= Excerpted records =
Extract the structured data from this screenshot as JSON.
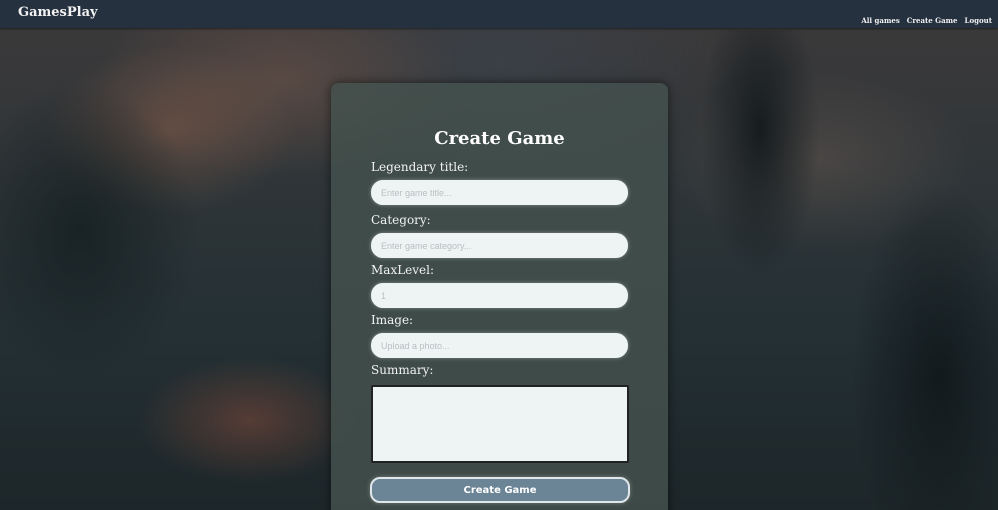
{
  "navbar": {
    "brand": "GamesPlay",
    "links": [
      {
        "label": "All games"
      },
      {
        "label": "Create Game"
      },
      {
        "label": "Logout"
      }
    ]
  },
  "form": {
    "title": "Create Game",
    "fields": {
      "title": {
        "label": "Legendary title:",
        "placeholder": "Enter game title...",
        "value": ""
      },
      "category": {
        "label": "Category:",
        "placeholder": "Enter game category...",
        "value": ""
      },
      "max_level": {
        "label": "MaxLevel:",
        "placeholder": "1",
        "value": ""
      },
      "image": {
        "label": "Image:",
        "placeholder": "Upload a photo...",
        "value": ""
      },
      "summary": {
        "label": "Summary:",
        "value": ""
      }
    },
    "submit_label": "Create Game"
  }
}
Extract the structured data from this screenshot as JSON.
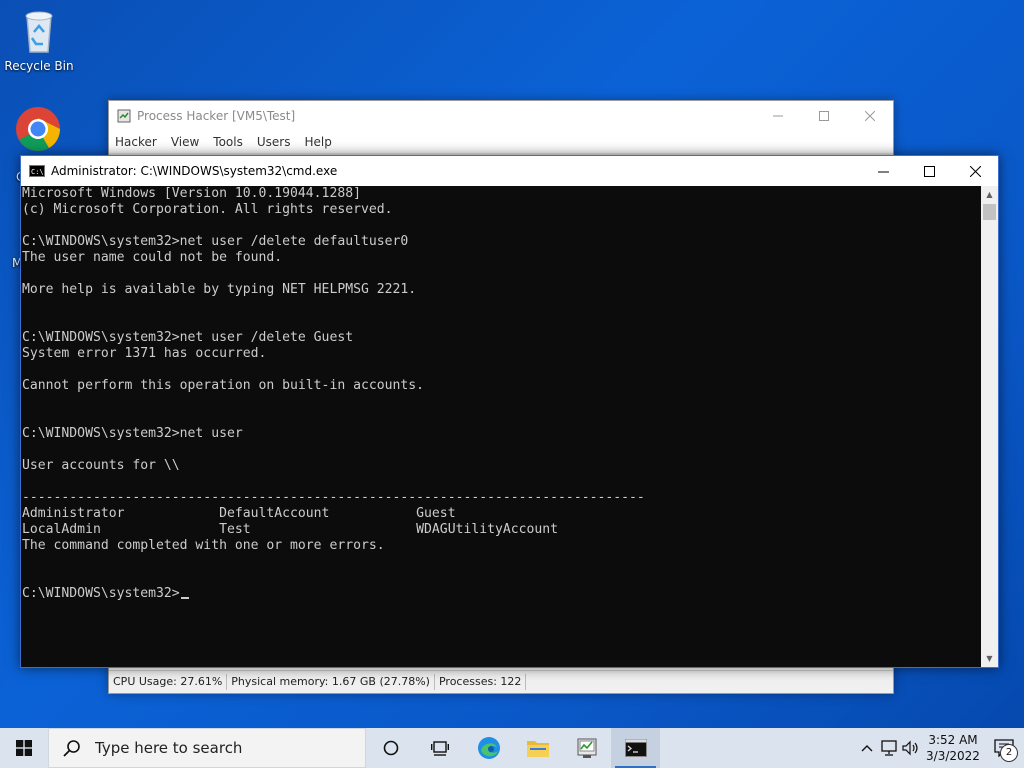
{
  "desktop": {
    "recycle_bin_label": "Recycle Bin",
    "chrome_partial_label": "C",
    "partial_label_m": "M"
  },
  "process_hacker": {
    "title": "Process Hacker [VM5\\Test]",
    "menu": [
      "Hacker",
      "View",
      "Tools",
      "Users",
      "Help"
    ],
    "status": {
      "cpu": "CPU Usage: 27.61%",
      "memory": "Physical memory: 1.67 GB (27.78%)",
      "processes": "Processes: 122"
    }
  },
  "cmd": {
    "title": "Administrator: C:\\WINDOWS\\system32\\cmd.exe",
    "output": "Microsoft Windows [Version 10.0.19044.1288]\n(c) Microsoft Corporation. All rights reserved.\n\nC:\\WINDOWS\\system32>net user /delete defaultuser0\nThe user name could not be found.\n\nMore help is available by typing NET HELPMSG 2221.\n\n\nC:\\WINDOWS\\system32>net user /delete Guest\nSystem error 1371 has occurred.\n\nCannot perform this operation on built-in accounts.\n\n\nC:\\WINDOWS\\system32>net user\n\nUser accounts for \\\\\n\n-------------------------------------------------------------------------------\nAdministrator            DefaultAccount           Guest\nLocalAdmin               Test                     WDAGUtilityAccount\nThe command completed with one or more errors.\n\n\nC:\\WINDOWS\\system32>"
  },
  "taskbar": {
    "search_placeholder": "Type here to search",
    "apps": [
      "task-view",
      "edge",
      "file-explorer",
      "process-hacker",
      "command-prompt"
    ],
    "active_app": "command-prompt",
    "clock_time": "3:52 AM",
    "clock_date": "3/3/2022",
    "notification_count": "2"
  }
}
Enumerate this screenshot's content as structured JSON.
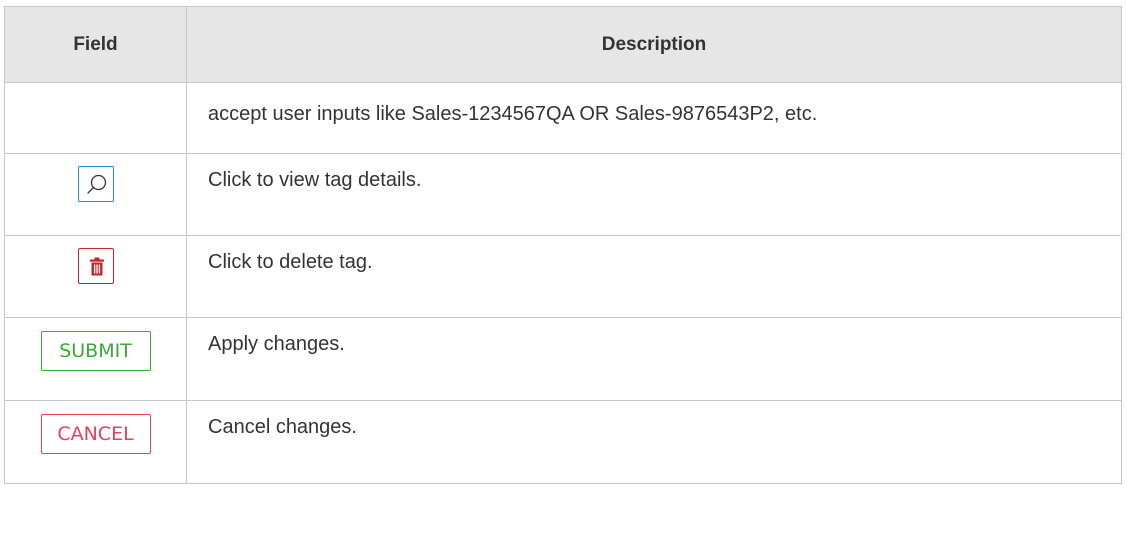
{
  "table": {
    "headers": {
      "field": "Field",
      "description": "Description"
    },
    "rows": [
      {
        "field": "",
        "description": "accept user inputs like Sales-1234567QA OR Sales-9876543P2, etc."
      },
      {
        "field_icon": "search-icon",
        "description": "Click to view tag details."
      },
      {
        "field_icon": "trash-icon",
        "description": "Click to delete tag."
      },
      {
        "field_button": "SUBMIT",
        "description": "Apply changes."
      },
      {
        "field_button": "CANCEL",
        "description": "Cancel changes."
      }
    ]
  },
  "colors": {
    "header_bg": "#e6e6e6",
    "border": "#c8c8c8",
    "search_blue": "#2a8fd0",
    "trash_red": "#c8232c",
    "submit_green": "#3aaa35",
    "cancel_red": "#e8405a"
  }
}
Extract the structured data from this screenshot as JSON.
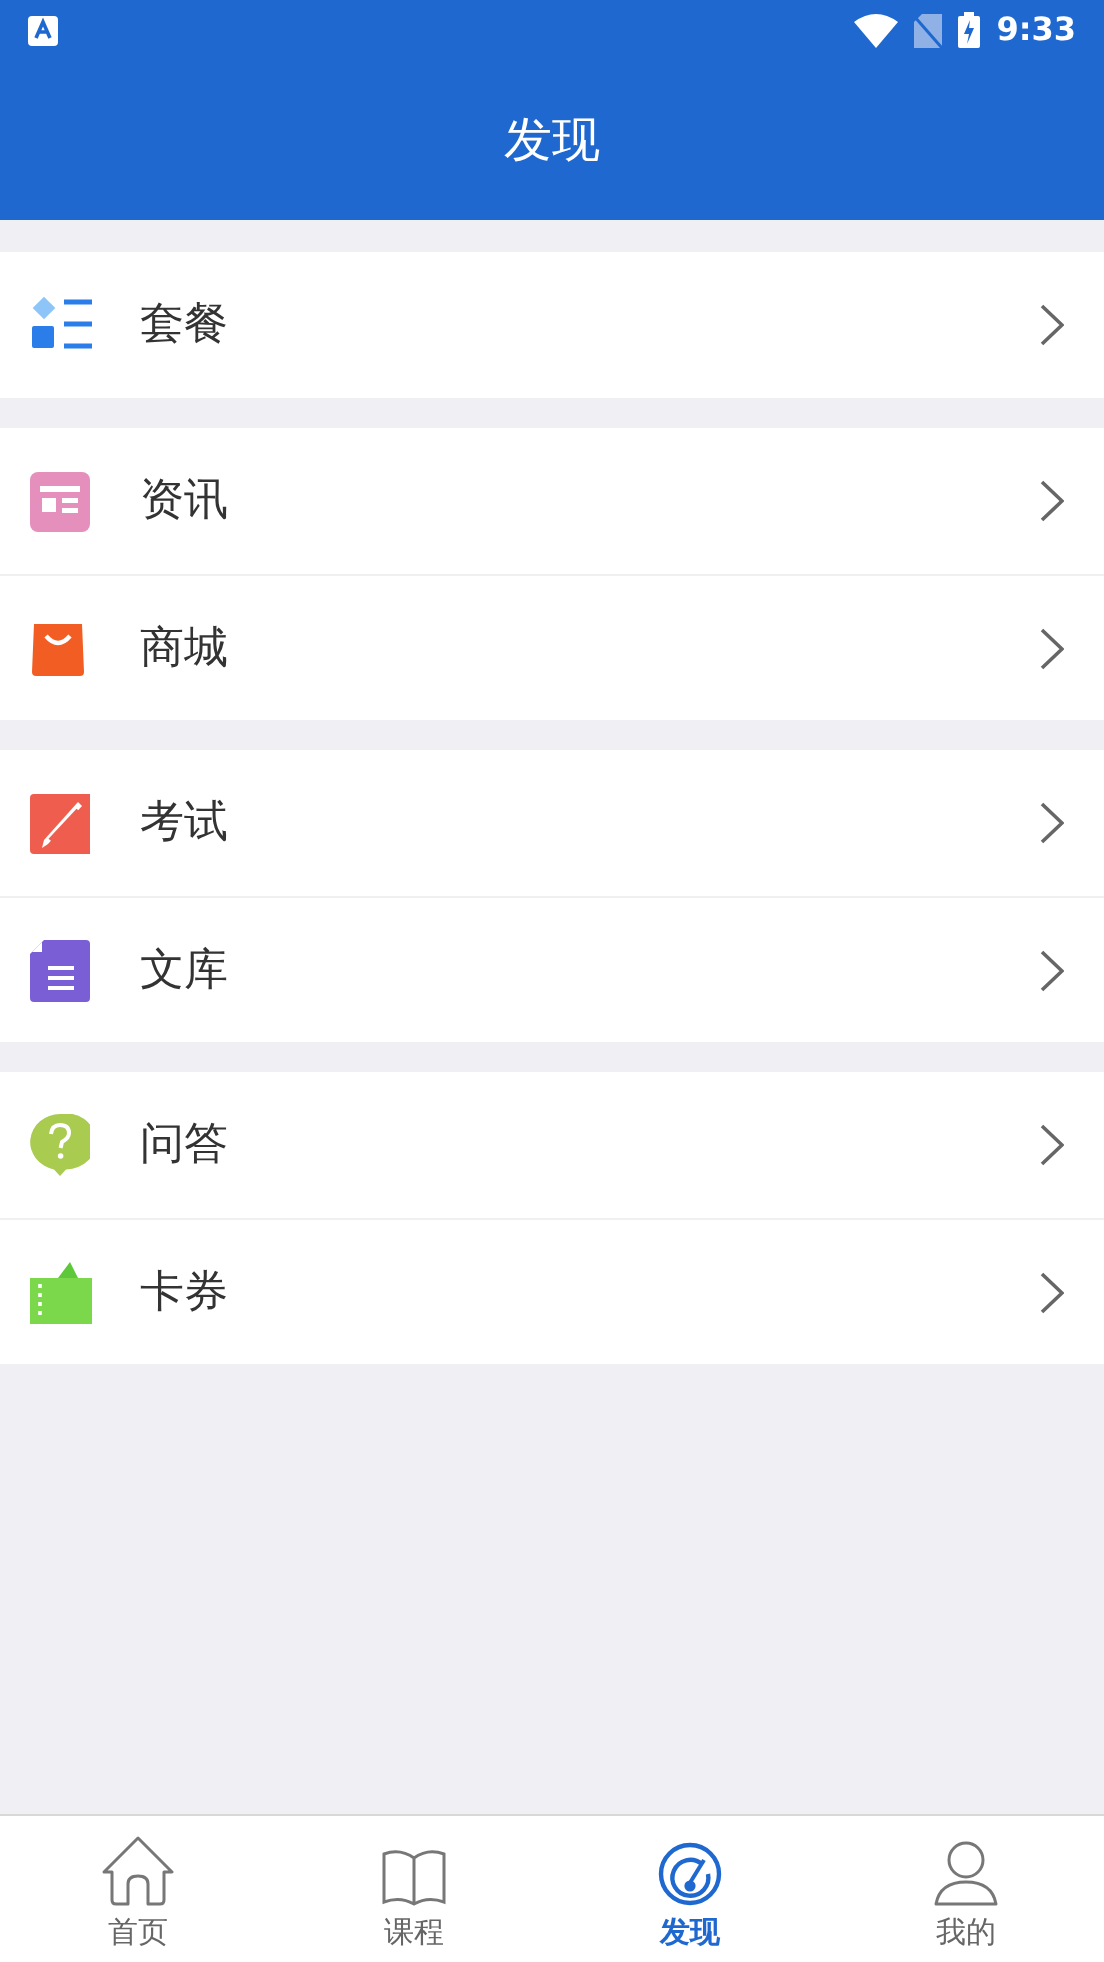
{
  "status_bar": {
    "time": "9:33"
  },
  "header": {
    "title": "发现"
  },
  "groups": [
    {
      "items": [
        {
          "label": "套餐"
        }
      ]
    },
    {
      "items": [
        {
          "label": "资讯"
        },
        {
          "label": "商城"
        }
      ]
    },
    {
      "items": [
        {
          "label": "考试"
        },
        {
          "label": "文库"
        }
      ]
    },
    {
      "items": [
        {
          "label": "问答"
        },
        {
          "label": "卡券"
        }
      ]
    }
  ],
  "tab_bar": [
    {
      "label": "首页",
      "selected": false
    },
    {
      "label": "课程",
      "selected": false
    },
    {
      "label": "发现",
      "selected": true
    },
    {
      "label": "我的",
      "selected": false
    }
  ]
}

= What the task asks =
Give all the entries again exactly, dropping each picture.

= Result below =
Extract the structured data from this screenshot as JSON.
{
  "navbar": {
    "brand": "GamesPlay",
    "links": [
      {
        "label": "All games"
      },
      {
        "label": "Create Game"
      },
      {
        "label": "Logout"
      }
    ]
  },
  "form": {
    "title": "Create Game",
    "fields": {
      "title": {
        "label": "Legendary title:",
        "placeholder": "Enter game title...",
        "value": ""
      },
      "category": {
        "label": "Category:",
        "placeholder": "Enter game category...",
        "value": ""
      },
      "max_level": {
        "label": "MaxLevel:",
        "placeholder": "1",
        "value": ""
      },
      "image": {
        "label": "Image:",
        "placeholder": "Upload a photo...",
        "value": ""
      },
      "summary": {
        "label": "Summary:",
        "value": ""
      }
    },
    "submit_label": "Create Game"
  }
}
Extract the structured data from this screenshot as JSON.
{
  "desktop": {
    "recycle_bin_label": "Recycle Bin",
    "chrome_partial_label": "C",
    "partial_label_m": "M"
  },
  "process_hacker": {
    "title": "Process Hacker [VM5\\Test]",
    "menu": [
      "Hacker",
      "View",
      "Tools",
      "Users",
      "Help"
    ],
    "status": {
      "cpu": "CPU Usage: 27.61%",
      "memory": "Physical memory: 1.67 GB (27.78%)",
      "processes": "Processes: 122"
    }
  },
  "cmd": {
    "title": "Administrator: C:\\WINDOWS\\system32\\cmd.exe",
    "output": "Microsoft Windows [Version 10.0.19044.1288]\n(c) Microsoft Corporation. All rights reserved.\n\nC:\\WINDOWS\\system32>net user /delete defaultuser0\nThe user name could not be found.\n\nMore help is available by typing NET HELPMSG 2221.\n\n\nC:\\WINDOWS\\system32>net user /delete Guest\nSystem error 1371 has occurred.\n\nCannot perform this operation on built-in accounts.\n\n\nC:\\WINDOWS\\system32>net user\n\nUser accounts for \\\\\n\n-------------------------------------------------------------------------------\nAdministrator            DefaultAccount           Guest\nLocalAdmin               Test                     WDAGUtilityAccount\nThe command completed with one or more errors.\n\n\nC:\\WINDOWS\\system32>"
  },
  "taskbar": {
    "search_placeholder": "Type here to search",
    "apps": [
      "task-view",
      "edge",
      "file-explorer",
      "process-hacker",
      "command-prompt"
    ],
    "active_app": "command-prompt",
    "clock_time": "3:52 AM",
    "clock_date": "3/3/2022",
    "notification_count": "2"
  }
}
Enumerate this screenshot's content as structured JSON.
{
  "table": {
    "headers": {
      "field": "Field",
      "description": "Description"
    },
    "rows": [
      {
        "field": "",
        "description": "accept user inputs like Sales-1234567QA OR Sales-9876543P2, etc."
      },
      {
        "field_icon": "search-icon",
        "description": "Click to view tag details."
      },
      {
        "field_icon": "trash-icon",
        "description": "Click to delete tag."
      },
      {
        "field_button": "SUBMIT",
        "description": "Apply changes."
      },
      {
        "field_button": "CANCEL",
        "description": "Cancel changes."
      }
    ]
  },
  "colors": {
    "header_bg": "#e6e6e6",
    "border": "#c8c8c8",
    "search_blue": "#2a8fd0",
    "trash_red": "#c8232c",
    "submit_green": "#3aaa35",
    "cancel_red": "#e8405a"
  }
}
Extract the structured data from this screenshot as JSON.
{
  "status_bar": {
    "time": "9:33"
  },
  "header": {
    "title": "发现"
  },
  "groups": [
    {
      "items": [
        {
          "label": "套餐"
        }
      ]
    },
    {
      "items": [
        {
          "label": "资讯"
        },
        {
          "label": "商城"
        }
      ]
    },
    {
      "items": [
        {
          "label": "考试"
        },
        {
          "label": "文库"
        }
      ]
    },
    {
      "items": [
        {
          "label": "问答"
        },
        {
          "label": "卡券"
        }
      ]
    }
  ],
  "tab_bar": [
    {
      "label": "首页",
      "selected": false
    },
    {
      "label": "课程",
      "selected": false
    },
    {
      "label": "发现",
      "selected": true
    },
    {
      "label": "我的",
      "selected": false
    }
  ]
}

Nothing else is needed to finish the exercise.